* **Provided entries**
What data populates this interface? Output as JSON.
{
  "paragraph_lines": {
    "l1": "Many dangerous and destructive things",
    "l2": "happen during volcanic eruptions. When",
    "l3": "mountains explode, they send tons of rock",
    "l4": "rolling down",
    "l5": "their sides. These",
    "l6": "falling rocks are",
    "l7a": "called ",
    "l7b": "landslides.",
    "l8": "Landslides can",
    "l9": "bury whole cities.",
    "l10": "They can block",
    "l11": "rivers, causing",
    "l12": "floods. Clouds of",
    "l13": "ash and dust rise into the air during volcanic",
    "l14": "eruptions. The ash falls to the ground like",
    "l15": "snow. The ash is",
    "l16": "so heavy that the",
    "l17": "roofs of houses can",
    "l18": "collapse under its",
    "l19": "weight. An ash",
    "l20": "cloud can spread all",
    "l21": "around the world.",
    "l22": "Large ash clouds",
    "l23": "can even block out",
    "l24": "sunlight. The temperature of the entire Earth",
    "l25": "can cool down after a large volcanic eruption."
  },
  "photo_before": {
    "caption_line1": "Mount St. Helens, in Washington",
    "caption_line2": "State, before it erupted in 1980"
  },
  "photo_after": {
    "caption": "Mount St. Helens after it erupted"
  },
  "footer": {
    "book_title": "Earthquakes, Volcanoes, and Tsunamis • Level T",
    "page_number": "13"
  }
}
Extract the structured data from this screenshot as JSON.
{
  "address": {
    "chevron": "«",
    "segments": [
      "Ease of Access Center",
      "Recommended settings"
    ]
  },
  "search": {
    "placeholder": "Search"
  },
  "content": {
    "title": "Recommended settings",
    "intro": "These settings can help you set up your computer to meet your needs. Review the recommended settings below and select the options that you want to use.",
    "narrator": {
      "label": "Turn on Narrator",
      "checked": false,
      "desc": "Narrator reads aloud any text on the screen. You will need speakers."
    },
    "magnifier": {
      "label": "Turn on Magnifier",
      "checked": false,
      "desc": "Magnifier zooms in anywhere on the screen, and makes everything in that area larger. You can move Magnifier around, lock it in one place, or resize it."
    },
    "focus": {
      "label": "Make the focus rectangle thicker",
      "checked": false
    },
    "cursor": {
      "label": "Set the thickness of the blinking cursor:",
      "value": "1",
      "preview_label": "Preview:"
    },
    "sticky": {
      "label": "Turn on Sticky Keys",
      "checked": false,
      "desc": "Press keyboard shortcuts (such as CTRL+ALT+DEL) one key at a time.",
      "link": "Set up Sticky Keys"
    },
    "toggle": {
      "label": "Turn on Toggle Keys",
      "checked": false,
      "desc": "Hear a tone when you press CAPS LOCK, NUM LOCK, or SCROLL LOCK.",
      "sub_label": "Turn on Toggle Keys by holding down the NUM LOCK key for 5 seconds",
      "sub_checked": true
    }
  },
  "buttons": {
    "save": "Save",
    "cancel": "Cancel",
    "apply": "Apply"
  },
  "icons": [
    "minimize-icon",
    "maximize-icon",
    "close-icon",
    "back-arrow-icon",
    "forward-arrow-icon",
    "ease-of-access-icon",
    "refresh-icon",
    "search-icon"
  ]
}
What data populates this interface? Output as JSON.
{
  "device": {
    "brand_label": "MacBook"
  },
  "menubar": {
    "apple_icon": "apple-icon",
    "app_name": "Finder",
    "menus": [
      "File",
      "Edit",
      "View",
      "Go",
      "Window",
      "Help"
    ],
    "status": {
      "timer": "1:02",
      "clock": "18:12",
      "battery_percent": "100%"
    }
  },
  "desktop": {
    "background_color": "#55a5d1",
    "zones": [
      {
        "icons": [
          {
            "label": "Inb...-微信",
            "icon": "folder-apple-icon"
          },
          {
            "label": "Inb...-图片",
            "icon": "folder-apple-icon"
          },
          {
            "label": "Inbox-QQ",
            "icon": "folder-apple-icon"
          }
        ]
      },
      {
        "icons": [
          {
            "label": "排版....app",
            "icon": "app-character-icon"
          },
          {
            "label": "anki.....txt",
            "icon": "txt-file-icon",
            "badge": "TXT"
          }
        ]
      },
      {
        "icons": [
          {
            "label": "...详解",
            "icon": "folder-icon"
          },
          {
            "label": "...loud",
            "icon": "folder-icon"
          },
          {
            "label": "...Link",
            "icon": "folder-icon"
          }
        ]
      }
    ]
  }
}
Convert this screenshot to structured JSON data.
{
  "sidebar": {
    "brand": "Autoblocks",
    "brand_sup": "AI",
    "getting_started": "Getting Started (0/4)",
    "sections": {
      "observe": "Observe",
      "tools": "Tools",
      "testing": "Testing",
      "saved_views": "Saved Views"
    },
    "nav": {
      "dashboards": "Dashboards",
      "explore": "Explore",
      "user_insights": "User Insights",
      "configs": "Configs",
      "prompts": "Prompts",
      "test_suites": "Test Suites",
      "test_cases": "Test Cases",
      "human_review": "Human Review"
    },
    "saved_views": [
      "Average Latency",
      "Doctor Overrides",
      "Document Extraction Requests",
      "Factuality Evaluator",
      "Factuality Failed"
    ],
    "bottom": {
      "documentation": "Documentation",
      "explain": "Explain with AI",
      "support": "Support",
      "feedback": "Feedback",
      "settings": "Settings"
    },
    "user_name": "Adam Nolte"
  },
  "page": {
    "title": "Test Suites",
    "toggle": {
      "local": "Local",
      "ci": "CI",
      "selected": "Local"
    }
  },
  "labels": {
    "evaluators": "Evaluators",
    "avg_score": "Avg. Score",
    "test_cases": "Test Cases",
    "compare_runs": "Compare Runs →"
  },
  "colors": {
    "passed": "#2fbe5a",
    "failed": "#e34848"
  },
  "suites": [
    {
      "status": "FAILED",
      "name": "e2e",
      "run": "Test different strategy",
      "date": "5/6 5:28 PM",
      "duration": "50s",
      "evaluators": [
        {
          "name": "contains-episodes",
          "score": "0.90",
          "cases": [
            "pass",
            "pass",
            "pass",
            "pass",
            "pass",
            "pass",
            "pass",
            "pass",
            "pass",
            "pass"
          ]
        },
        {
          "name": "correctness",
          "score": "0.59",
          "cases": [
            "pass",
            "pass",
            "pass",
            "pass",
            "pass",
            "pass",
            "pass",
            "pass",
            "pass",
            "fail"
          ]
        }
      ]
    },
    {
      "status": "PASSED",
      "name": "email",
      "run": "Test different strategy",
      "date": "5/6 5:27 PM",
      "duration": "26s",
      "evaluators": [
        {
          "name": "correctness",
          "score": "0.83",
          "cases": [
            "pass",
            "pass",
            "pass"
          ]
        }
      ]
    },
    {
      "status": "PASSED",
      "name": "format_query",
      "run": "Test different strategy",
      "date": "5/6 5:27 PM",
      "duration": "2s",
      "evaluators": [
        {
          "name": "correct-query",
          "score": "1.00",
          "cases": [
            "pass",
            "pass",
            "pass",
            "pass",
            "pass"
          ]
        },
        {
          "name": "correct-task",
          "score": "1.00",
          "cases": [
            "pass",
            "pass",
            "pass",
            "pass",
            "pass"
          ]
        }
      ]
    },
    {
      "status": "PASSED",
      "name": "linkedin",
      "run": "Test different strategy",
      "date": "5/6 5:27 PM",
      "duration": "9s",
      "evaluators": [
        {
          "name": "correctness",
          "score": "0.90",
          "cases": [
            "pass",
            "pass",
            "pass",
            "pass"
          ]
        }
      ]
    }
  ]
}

* **Task instructions**
Transcribe the entire listing above precisely.

* **Reply**
What data populates this interface? Output as JSON.
{
  "paragraph_lines": {
    "l1": "Many dangerous and destructive things",
    "l2": "happen during volcanic eruptions. When",
    "l3": "mountains explode, they send tons of rock",
    "l4": "rolling down",
    "l5": "their sides. These",
    "l6": "falling rocks are",
    "l7a": "called ",
    "l7b": "landslides.",
    "l8": "Landslides can",
    "l9": "bury whole cities.",
    "l10": "They can block",
    "l11": "rivers, causing",
    "l12": "floods. Clouds of",
    "l13": "ash and dust rise into the air during volcanic",
    "l14": "eruptions. The ash falls to the ground like",
    "l15": "snow. The ash is",
    "l16": "so heavy that the",
    "l17": "roofs of houses can",
    "l18": "collapse under its",
    "l19": "weight. An ash",
    "l20": "cloud can spread all",
    "l21": "around the world.",
    "l22": "Large ash clouds",
    "l23": "can even block out",
    "l24": "sunlight. The temperature of the entire Earth",
    "l25": "can cool down after a large volcanic eruption."
  },
  "photo_before": {
    "caption_line1": "Mount St. Helens, in Washington",
    "caption_line2": "State, before it erupted in 1980"
  },
  "photo_after": {
    "caption": "Mount St. Helens after it erupted"
  },
  "footer": {
    "book_title": "Earthquakes, Volcanoes, and Tsunamis • Level T",
    "page_number": "13"
  }
}
Extract the structured data from this screenshot as JSON.
{
  "address": {
    "chevron": "«",
    "segments": [
      "Ease of Access Center",
      "Recommended settings"
    ]
  },
  "search": {
    "placeholder": "Search"
  },
  "content": {
    "title": "Recommended settings",
    "intro": "These settings can help you set up your computer to meet your needs. Review the recommended settings below and select the options that you want to use.",
    "narrator": {
      "label": "Turn on Narrator",
      "checked": false,
      "desc": "Narrator reads aloud any text on the screen. You will need speakers."
    },
    "magnifier": {
      "label": "Turn on Magnifier",
      "checked": false,
      "desc": "Magnifier zooms in anywhere on the screen, and makes everything in that area larger. You can move Magnifier around, lock it in one place, or resize it."
    },
    "focus": {
      "label": "Make the focus rectangle thicker",
      "checked": false
    },
    "cursor": {
      "label": "Set the thickness of the blinking cursor:",
      "value": "1",
      "preview_label": "Preview:"
    },
    "sticky": {
      "label": "Turn on Sticky Keys",
      "checked": false,
      "desc": "Press keyboard shortcuts (such as CTRL+ALT+DEL) one key at a time.",
      "link": "Set up Sticky Keys"
    },
    "toggle": {
      "label": "Turn on Toggle Keys",
      "checked": false,
      "desc": "Hear a tone when you press CAPS LOCK, NUM LOCK, or SCROLL LOCK.",
      "sub_label": "Turn on Toggle Keys by holding down the NUM LOCK key for 5 seconds",
      "sub_checked": true
    }
  },
  "buttons": {
    "save": "Save",
    "cancel": "Cancel",
    "apply": "Apply"
  },
  "icons": [
    "minimize-icon",
    "maximize-icon",
    "close-icon",
    "back-arrow-icon",
    "forward-arrow-icon",
    "ease-of-access-icon",
    "refresh-icon",
    "search-icon"
  ]
}
What data populates this interface? Output as JSON.
{
  "device": {
    "brand_label": "MacBook"
  },
  "menubar": {
    "apple_icon": "apple-icon",
    "app_name": "Finder",
    "menus": [
      "File",
      "Edit",
      "View",
      "Go",
      "Window",
      "Help"
    ],
    "status": {
      "timer": "1:02",
      "clock": "18:12",
      "battery_percent": "100%"
    }
  },
  "desktop": {
    "background_color": "#55a5d1",
    "zones": [
      {
        "icons": [
          {
            "label": "Inb...-微信",
            "icon": "folder-apple-icon"
          },
          {
            "label": "Inb...-图片",
            "icon": "folder-apple-icon"
          },
          {
            "label": "Inbox-QQ",
            "icon": "folder-apple-icon"
          }
        ]
      },
      {
        "icons": [
          {
            "label": "排版....app",
            "icon": "app-character-icon"
          },
          {
            "label": "anki.....txt",
            "icon": "txt-file-icon",
            "badge": "TXT"
          }
        ]
      },
      {
        "icons": [
          {
            "label": "...详解",
            "icon": "folder-icon"
          },
          {
            "label": "...loud",
            "icon": "folder-icon"
          },
          {
            "label": "...Link",
            "icon": "folder-icon"
          }
        ]
      }
    ]
  }
}
Convert this screenshot to structured JSON data.
{
  "sidebar": {
    "brand": "Autoblocks",
    "brand_sup": "AI",
    "getting_started": "Getting Started (0/4)",
    "sections": {
      "observe": "Observe",
      "tools": "Tools",
      "testing": "Testing",
      "saved_views": "Saved Views"
    },
    "nav": {
      "dashboards": "Dashboards",
      "explore": "Explore",
      "user_insights": "User Insights",
      "configs": "Configs",
      "prompts": "Prompts",
      "test_suites": "Test Suites",
      "test_cases": "Test Cases",
      "human_review": "Human Review"
    },
    "saved_views": [
      "Average Latency",
      "Doctor Overrides",
      "Document Extraction Requests",
      "Factuality Evaluator",
      "Factuality Failed"
    ],
    "bottom": {
      "documentation": "Documentation",
      "explain": "Explain with AI",
      "support": "Support",
      "feedback": "Feedback",
      "settings": "Settings"
    },
    "user_name": "Adam Nolte"
  },
  "page": {
    "title": "Test Suites",
    "toggle": {
      "local": "Local",
      "ci": "CI",
      "selected": "Local"
    }
  },
  "labels": {
    "evaluators": "Evaluators",
    "avg_score": "Avg. Score",
    "test_cases": "Test Cases",
    "compare_runs": "Compare Runs →"
  },
  "colors": {
    "passed": "#2fbe5a",
    "failed": "#e34848"
  },
  "suites": [
    {
      "status": "FAILED",
      "name": "e2e",
      "run": "Test different strategy",
      "date": "5/6 5:28 PM",
      "duration": "50s",
      "evaluators": [
        {
          "name": "contains-episodes",
          "score": "0.90",
          "cases": [
            "pass",
            "pass",
            "pass",
            "pass",
            "pass",
            "pass",
            "pass",
            "pass",
            "pass",
            "pass"
          ]
        },
        {
          "name": "correctness",
          "score": "0.59",
          "cases": [
            "pass",
            "pass",
            "pass",
            "pass",
            "pass",
            "pass",
            "pass",
            "pass",
            "pass",
            "fail"
          ]
        }
      ]
    },
    {
      "status": "PASSED",
      "name": "email",
      "run": "Test different strategy",
      "date": "5/6 5:27 PM",
      "duration": "26s",
      "evaluators": [
        {
          "name": "correctness",
          "score": "0.83",
          "cases": [
            "pass",
            "pass",
            "pass"
          ]
        }
      ]
    },
    {
      "status": "PASSED",
      "name": "format_query",
      "run": "Test different strategy",
      "date": "5/6 5:27 PM",
      "duration": "2s",
      "evaluators": [
        {
          "name": "correct-query",
          "score": "1.00",
          "cases": [
            "pass",
            "pass",
            "pass",
            "pass",
            "pass"
          ]
        },
        {
          "name": "correct-task",
          "score": "1.00",
          "cases": [
            "pass",
            "pass",
            "pass",
            "pass",
            "pass"
          ]
        }
      ]
    },
    {
      "status": "PASSED",
      "name": "linkedin",
      "run": "Test different strategy",
      "date": "5/6 5:27 PM",
      "duration": "9s",
      "evaluators": [
        {
          "name": "correctness",
          "score": "0.90",
          "cases": [
            "pass",
            "pass",
            "pass",
            "pass"
          ]
        }
      ]
    }
  ]
}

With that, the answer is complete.